Fragmento del documento:
################

El permiso ETA que impone Reino Unido y por qué afectará más de lo que dicen

Nuevo control fronterizo en Reino Unido: el permiso ETA ya es obligatorio

Desde el 25 de febrero, Reino Unido implementa un permiso digital obligatorio llamado ETA (Autorización Electrónica de Viaje) para viajeros que antes no lo necesitaban. Esta medida alcanza a 85 países, incluyendo a Argentina, Brasil, México, España y otros de la Unión Europea.

¿Qué implica esta novedad?

  • Antes de abordar, las aerolíneas verificarán que todos los pasajeros cuenten con ETA válida.
  • La autorización está vinculada electrónicamente al pasaporte y permite múltiples ingresos por hasta seis meses cada vez, con vigencia de dos años o hasta que expire el pasaporte.
  • Es necesaria no solo para destinos finales, sino también para escalas que impliquen pasar por controles fronterizos en Reino Unido.
  • Para estancias más largas o trabajo y estudio se requiere la visa correspondiente.

¿Por qué esto cambia el escenario?

Las explicaciones oficiales hablan de modernización y seguridad, pero el detalle es que esta burocracia digital añadida ya genera consecuencias directas:

  • El aeropuerto de Heathrow reportó una caída de 90.000 pasajeros en rutas donde se aplicó la ETA desde noviembre de 2023.
  • Administradores advierten que la medida es «devastadora para la competitividad» y amenaza el crecimiento económico, especialmente por los pasajeros en tránsito que ahora deben tramitar este permiso adicional.

################

Líneas dadas:
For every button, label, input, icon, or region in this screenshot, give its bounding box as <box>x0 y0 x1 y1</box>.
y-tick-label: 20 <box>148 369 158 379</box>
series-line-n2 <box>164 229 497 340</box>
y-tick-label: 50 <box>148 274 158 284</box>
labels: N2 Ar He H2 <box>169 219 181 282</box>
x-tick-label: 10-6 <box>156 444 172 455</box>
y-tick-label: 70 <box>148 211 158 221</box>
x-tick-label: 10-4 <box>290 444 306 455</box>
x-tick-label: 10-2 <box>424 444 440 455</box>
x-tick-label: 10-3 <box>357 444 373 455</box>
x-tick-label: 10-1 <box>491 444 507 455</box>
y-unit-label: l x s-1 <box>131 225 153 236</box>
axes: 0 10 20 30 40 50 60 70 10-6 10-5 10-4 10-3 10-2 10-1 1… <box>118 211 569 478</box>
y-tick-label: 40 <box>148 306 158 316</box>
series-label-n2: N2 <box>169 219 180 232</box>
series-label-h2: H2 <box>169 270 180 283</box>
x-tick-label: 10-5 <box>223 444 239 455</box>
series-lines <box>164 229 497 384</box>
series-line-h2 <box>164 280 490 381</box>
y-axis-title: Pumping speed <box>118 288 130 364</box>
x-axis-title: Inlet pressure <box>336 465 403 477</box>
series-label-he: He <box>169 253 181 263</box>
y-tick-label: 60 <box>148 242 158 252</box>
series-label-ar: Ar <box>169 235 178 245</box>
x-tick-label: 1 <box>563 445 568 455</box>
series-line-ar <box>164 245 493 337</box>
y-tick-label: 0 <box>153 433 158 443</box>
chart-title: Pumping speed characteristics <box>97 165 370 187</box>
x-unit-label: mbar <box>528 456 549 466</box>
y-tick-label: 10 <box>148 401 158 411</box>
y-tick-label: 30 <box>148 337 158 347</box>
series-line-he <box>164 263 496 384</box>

################

Qué se pide:
1 – Responde con datos del texto sobre el permiso ETA:
(a) ¿Desde qué día es obligatorio el permiso?
(b) ¿Cuánto dura la vigencia de la autorización?
(c) ¿De cuántos pasajeros fue la caída que reportó el aeropuerto de Heathrow?
2 – Sigue escribiendo el texto sobre el permiso ETA desde el punto en que termina.

Respuestas numeradas:
1 –
(a) Desde el 25 de febrero.
(b) Dos años o hasta que venza el pasaporte.
(c) De 90.000 pasajeros.

2 –
  • Este modelo se inspira en Estados Unidos y Europa, pero Reino Unido lo aplica con prisas y sin comunicar adecuadamente el impacto en aerolíneas y viajeros.

¿Qué consecuencias reales debemos esperar?

  • Reducción de turistas y viajeros de negocios por el nuevo trámite y costo (16 libras, pronto a subir).
  • Más complicaciones y esperas en aeropuertos, afectando la movilidad internacional.
  • Potencial fuga de pasajeros hacia destinos sin estas exigencias, golpeando al sector turístico y comercial británico.
  • Un sistema digital que ahonda el control estatal y condiciona la libertad de movimiento.

La pregunta es: ¿estamos ante una mejora real para seguridad o un nuevo obstáculo que hará menos competitiva la conectividad de Reino Unido? La respuesta está en los próximos meses. Nadie está contando el costo oculto de esta obligación.